Reproduce each line of the listing exactly.

-- START --

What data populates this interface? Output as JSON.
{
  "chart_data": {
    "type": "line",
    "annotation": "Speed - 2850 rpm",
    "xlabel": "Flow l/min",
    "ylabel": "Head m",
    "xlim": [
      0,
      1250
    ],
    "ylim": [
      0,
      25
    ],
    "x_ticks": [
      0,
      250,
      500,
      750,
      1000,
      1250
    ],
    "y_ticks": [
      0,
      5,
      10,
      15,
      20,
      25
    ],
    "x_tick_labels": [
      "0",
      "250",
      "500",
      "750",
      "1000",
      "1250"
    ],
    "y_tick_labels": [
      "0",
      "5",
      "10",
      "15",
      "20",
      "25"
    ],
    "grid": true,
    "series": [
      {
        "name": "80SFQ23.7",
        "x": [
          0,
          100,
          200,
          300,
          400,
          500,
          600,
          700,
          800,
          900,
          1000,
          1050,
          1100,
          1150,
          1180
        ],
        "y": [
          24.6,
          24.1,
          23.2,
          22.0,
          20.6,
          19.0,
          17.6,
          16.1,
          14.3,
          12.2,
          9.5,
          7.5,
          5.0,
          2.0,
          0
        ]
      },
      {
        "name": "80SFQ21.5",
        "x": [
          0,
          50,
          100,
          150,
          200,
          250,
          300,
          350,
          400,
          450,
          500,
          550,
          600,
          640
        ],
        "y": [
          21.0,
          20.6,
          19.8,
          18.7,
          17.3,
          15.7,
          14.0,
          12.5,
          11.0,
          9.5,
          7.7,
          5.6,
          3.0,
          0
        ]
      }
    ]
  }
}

-- END --

Output for this exercise
What data populates this interface? Output as JSON.
{
  "chart_data": {
    "type": "line",
    "annotation": "Speed - 2850 rpm",
    "xlabel": "Flow l/min",
    "ylabel": "Head m",
    "xlim": [
      0,
      1250
    ],
    "ylim": [
      0,
      25
    ],
    "x_ticks": [
      0,
      250,
      500,
      750,
      1000,
      1250
    ],
    "y_ticks": [
      0,
      5,
      10,
      15,
      20,
      25
    ],
    "x_tick_labels": [
      "0",
      "250",
      "500",
      "750",
      "1000",
      "1250"
    ],
    "y_tick_labels": [
      "0",
      "5",
      "10",
      "15",
      "20",
      "25"
    ],
    "grid": true,
    "series": [
      {
        "name": "80SFQ23.7",
        "x": [
          0,
          100,
          200,
          300,
          400,
          500,
          600,
          700,
          800,
          900,
          1000,
          1050,
          1100,
          1150,
          1180
        ],
        "y": [
          24.6,
          24.1,
          23.2,
          22.0,
          20.6,
          19.0,
          17.6,
          16.1,
          14.3,
          12.2,
          9.5,
          7.5,
          5.0,
          2.0,
          0
        ]
      },
      {
        "name": "80SFQ21.5",
        "x": [
          0,
          50,
          100,
          150,
          200,
          250,
          300,
          350,
          400,
          450,
          500,
          550,
          600,
          640
        ],
        "y": [
          21.0,
          20.6,
          19.8,
          18.7,
          17.3,
          15.7,
          14.0,
          12.5,
          11.0,
          9.5,
          7.7,
          5.6,
          3.0,
          0
        ]
      }
    ]
  }
}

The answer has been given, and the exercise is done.